(Recorded data)
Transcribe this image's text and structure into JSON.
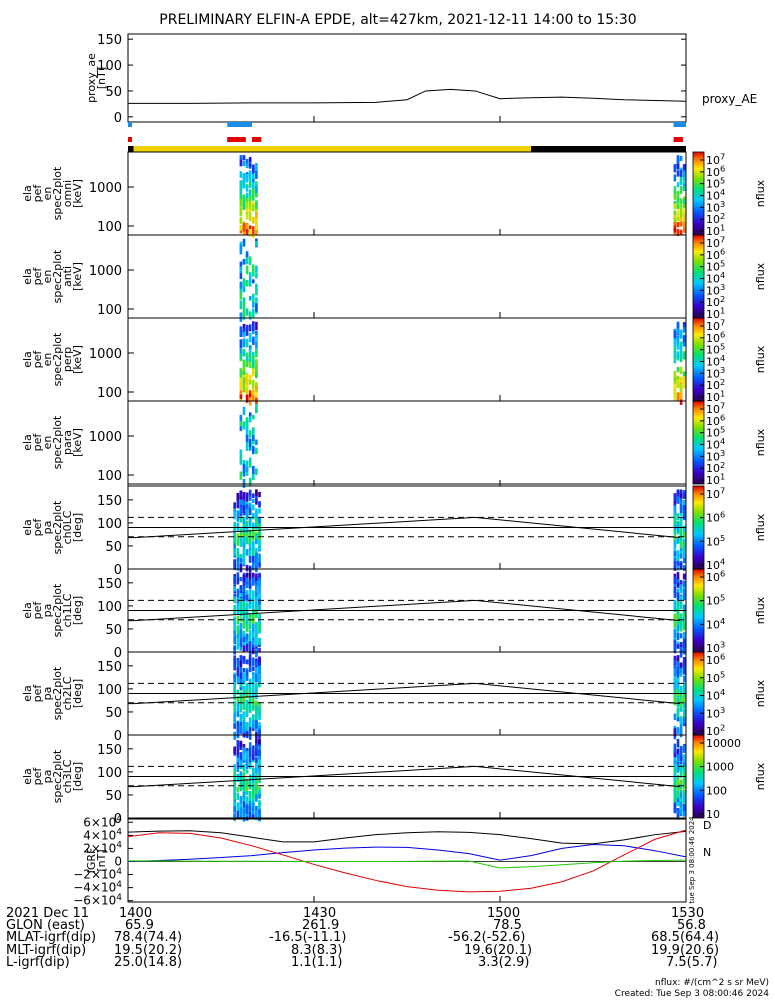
{
  "title": "PRELIMINARY ELFIN-A EPDE, alt=427km, 2021-12-11 14:00 to 15:30",
  "colors": {
    "blue": "#1a8ce6",
    "red": "#e60000",
    "yellow": "#f2d100",
    "black": "#000000",
    "mag_black": "#000000",
    "mag_blue": "#0000dd",
    "mag_red": "#dd0000",
    "mag_green": "#22cc00"
  },
  "chart_data": [
    {
      "type": "line",
      "panel": "proxy_ae",
      "ylabel_lines": [
        "proxy_ae",
        "[nT]"
      ],
      "series_label": "proxy_AE",
      "ylim": [
        -10,
        160
      ],
      "yticks": [
        "150",
        "100",
        "50",
        "0"
      ],
      "x_minutes": [
        0,
        10,
        20,
        30,
        40,
        45,
        48,
        52,
        56,
        60,
        62,
        66,
        70,
        75,
        80,
        90
      ],
      "values": [
        26,
        26,
        27,
        27,
        28,
        33,
        50,
        53,
        50,
        35,
        36,
        37,
        38,
        36,
        33,
        30
      ]
    },
    {
      "type": "bar",
      "panel": "status_bars",
      "blue_segments": [
        [
          0,
          0.3
        ],
        [
          16,
          20
        ],
        [
          88,
          90
        ]
      ],
      "red_segments": [
        [
          0,
          0.3
        ],
        [
          16,
          19
        ],
        [
          20,
          21.5
        ],
        [
          88,
          89.5
        ]
      ],
      "orbit_segments": [
        {
          "color": "black",
          "range": [
            0,
            0.9
          ]
        },
        {
          "color": "yellow",
          "range": [
            0.9,
            65
          ]
        },
        {
          "color": "black",
          "range": [
            65,
            90
          ]
        }
      ]
    },
    {
      "type": "heatmap",
      "panel": "spec_omni",
      "ylabel_lines": [
        "ela",
        "pef",
        "en",
        "spec2plot",
        "omni",
        "[keV]"
      ],
      "yticks": [
        "1000",
        "100"
      ],
      "colorbar_ticks": [
        "10^7",
        "10^6",
        "10^5",
        "10^4",
        "10^3",
        "10^2",
        "10^1"
      ],
      "colorbar_label": "nflux",
      "bursts": [
        [
          18,
          21
        ],
        [
          88,
          90
        ]
      ]
    },
    {
      "type": "heatmap",
      "panel": "spec_anti",
      "ylabel_lines": [
        "ela",
        "pef",
        "en",
        "spec2plot",
        "anti",
        "[keV]"
      ],
      "yticks": [
        "1000",
        "100"
      ],
      "colorbar_ticks": [
        "10^7",
        "10^6",
        "10^5",
        "10^4",
        "10^3",
        "10^2",
        "10^1"
      ],
      "colorbar_label": "nflux",
      "bursts": [
        [
          18,
          21
        ]
      ]
    },
    {
      "type": "heatmap",
      "panel": "spec_perp",
      "ylabel_lines": [
        "ela",
        "pef",
        "en",
        "spec2plot",
        "perp",
        "[keV]"
      ],
      "yticks": [
        "1000",
        "100"
      ],
      "colorbar_ticks": [
        "10^7",
        "10^6",
        "10^5",
        "10^4",
        "10^3",
        "10^2",
        "10^1"
      ],
      "colorbar_label": "nflux",
      "bursts": [
        [
          18,
          21
        ],
        [
          88,
          90
        ]
      ]
    },
    {
      "type": "heatmap",
      "panel": "spec_para",
      "ylabel_lines": [
        "ela",
        "pef",
        "en",
        "spec2plot",
        "para",
        "[keV]"
      ],
      "yticks": [
        "1000",
        "100"
      ],
      "colorbar_ticks": [
        "10^7",
        "10^6",
        "10^5",
        "10^4",
        "10^3",
        "10^2",
        "10^1"
      ],
      "colorbar_label": "nflux",
      "bursts": [
        [
          18,
          21
        ]
      ]
    },
    {
      "type": "heatmap",
      "panel": "pa_ch0",
      "ylabel_lines": [
        "ela",
        "pef",
        "pa",
        "spec2plot",
        "ch0LC",
        "[deg]"
      ],
      "yticks": [
        "150",
        "100",
        "50",
        "0"
      ],
      "ylim": [
        0,
        180
      ],
      "colorbar_ticks": [
        "10^7",
        "10^6",
        "10^5",
        "10^4"
      ],
      "colorbar_label": "nflux",
      "loss_cone": {
        "x_minutes": [
          1,
          56,
          89
        ],
        "upper": [
          68,
          112,
          68
        ],
        "lower": [
          68,
          112,
          68
        ],
        "dashed_upper": 112,
        "dashed_lower": 68,
        "ref": 90
      }
    },
    {
      "type": "heatmap",
      "panel": "pa_ch1",
      "ylabel_lines": [
        "ela",
        "pef",
        "pa",
        "spec2plot",
        "ch1LC",
        "[deg]"
      ],
      "yticks": [
        "150",
        "100",
        "50",
        "0"
      ],
      "ylim": [
        0,
        180
      ],
      "colorbar_ticks": [
        "10^6",
        "10^5",
        "10^4",
        "10^3"
      ],
      "colorbar_label": "nflux",
      "loss_cone": {
        "x_minutes": [
          1,
          56,
          89
        ],
        "upper": [
          68,
          112,
          68
        ],
        "lower": [
          68,
          112,
          68
        ],
        "dashed_upper": 112,
        "dashed_lower": 68,
        "ref": 90
      }
    },
    {
      "type": "heatmap",
      "panel": "pa_ch2",
      "ylabel_lines": [
        "ela",
        "pef",
        "pa",
        "spec2plot",
        "ch2LC",
        "[deg]"
      ],
      "yticks": [
        "150",
        "100",
        "50",
        "0"
      ],
      "ylim": [
        0,
        180
      ],
      "colorbar_ticks": [
        "10^6",
        "10^5",
        "10^4",
        "10^3",
        "10^2"
      ],
      "colorbar_label": "nflux",
      "loss_cone": {
        "x_minutes": [
          1,
          56,
          89
        ],
        "upper": [
          68,
          112,
          68
        ],
        "lower": [
          68,
          112,
          68
        ],
        "dashed_upper": 112,
        "dashed_lower": 68,
        "ref": 90
      }
    },
    {
      "type": "heatmap",
      "panel": "pa_ch3",
      "ylabel_lines": [
        "ela",
        "pef",
        "pa",
        "spec2plot",
        "ch3LC",
        "[deg]"
      ],
      "yticks": [
        "150",
        "100",
        "50",
        "0"
      ],
      "ylim": [
        0,
        180
      ],
      "colorbar_ticks": [
        "10000",
        "1000",
        "100",
        "10"
      ],
      "colorbar_label": "nflux",
      "loss_cone": {
        "x_minutes": [
          1,
          56,
          89
        ],
        "upper": [
          68,
          112,
          68
        ],
        "lower": [
          68,
          112,
          68
        ],
        "dashed_upper": 112,
        "dashed_lower": 68,
        "ref": 90
      }
    },
    {
      "type": "line",
      "panel": "igrf",
      "ylabel_lines": [
        "IGRF",
        "[nT]"
      ],
      "ylim": [
        -62000,
        65000
      ],
      "yticks": [
        "6×10^4",
        "4×10^4",
        "2×10^4",
        "0",
        "−2×10^4",
        "−4×10^4",
        "−6×10^4"
      ],
      "legend_label": "D",
      "legend_label2": "N",
      "side_note": "tue Sep 3 08:00:46 2024",
      "x_minutes": [
        0,
        5,
        10,
        15,
        20,
        25,
        30,
        35,
        40,
        45,
        50,
        55,
        60,
        65,
        70,
        75,
        80,
        85,
        90
      ],
      "series": [
        {
          "name": "black",
          "values": [
            45000,
            46500,
            47000,
            44000,
            37000,
            30000,
            30000,
            36000,
            41000,
            44000,
            45500,
            44500,
            41000,
            35000,
            28000,
            27000,
            33000,
            41000,
            46000
          ]
        },
        {
          "name": "blue",
          "values": [
            0,
            1500,
            3500,
            6000,
            9000,
            13500,
            17500,
            20500,
            22000,
            21500,
            17500,
            12000,
            2000,
            9000,
            20000,
            26000,
            24000,
            16500,
            7000
          ]
        },
        {
          "name": "red",
          "values": [
            38000,
            44000,
            43000,
            36000,
            24000,
            10000,
            -4500,
            -17500,
            -29000,
            -38500,
            -44000,
            -46500,
            -45500,
            -41000,
            -31000,
            -14500,
            10000,
            34000,
            48000
          ]
        },
        {
          "name": "green",
          "values": [
            1000,
            1000,
            500,
            400,
            300,
            200,
            100,
            0,
            0,
            200,
            500,
            800,
            -10000,
            -8000,
            -5000,
            -2000,
            500,
            1500,
            2000
          ]
        }
      ]
    }
  ],
  "time_axis": {
    "tick_minutes": [
      0,
      30,
      60,
      90
    ],
    "tick_labels": [
      "1400",
      "1430",
      "1500",
      "1530"
    ],
    "date_label": "2021 Dec 11"
  },
  "ephemeris": [
    {
      "label": "GLON (east)",
      "values": [
        "65.9",
        "261.9",
        "78.5",
        "56.8"
      ]
    },
    {
      "label": "MLAT-igrf(dip)",
      "values": [
        "78.4(74.4)",
        "-16.5(-11.1)",
        "-56.2(-52.6)",
        "68.5(64.4)"
      ]
    },
    {
      "label": "MLT-igrf(dip)",
      "values": [
        "19.5(20.2)",
        "8.3(8.3)",
        "19.6(20.1)",
        "19.9(20.6)"
      ]
    },
    {
      "label": "L-igrf(dip)",
      "values": [
        "25.0(14.8)",
        "1.1(1.1)",
        "3.3(2.9)",
        "7.5(5.7)"
      ]
    }
  ],
  "footer": {
    "units_note": "nflux: #/(cm^2 s sr MeV)",
    "created": "Created: Tue Sep  3 08:00:46 2024"
  }
}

**TASK PROMPT**
Pull every line containing "name" from the material above.

**SOLUTION**
          "name": "black",
          "name": "blue",
          "name": "red",
          "name": "green",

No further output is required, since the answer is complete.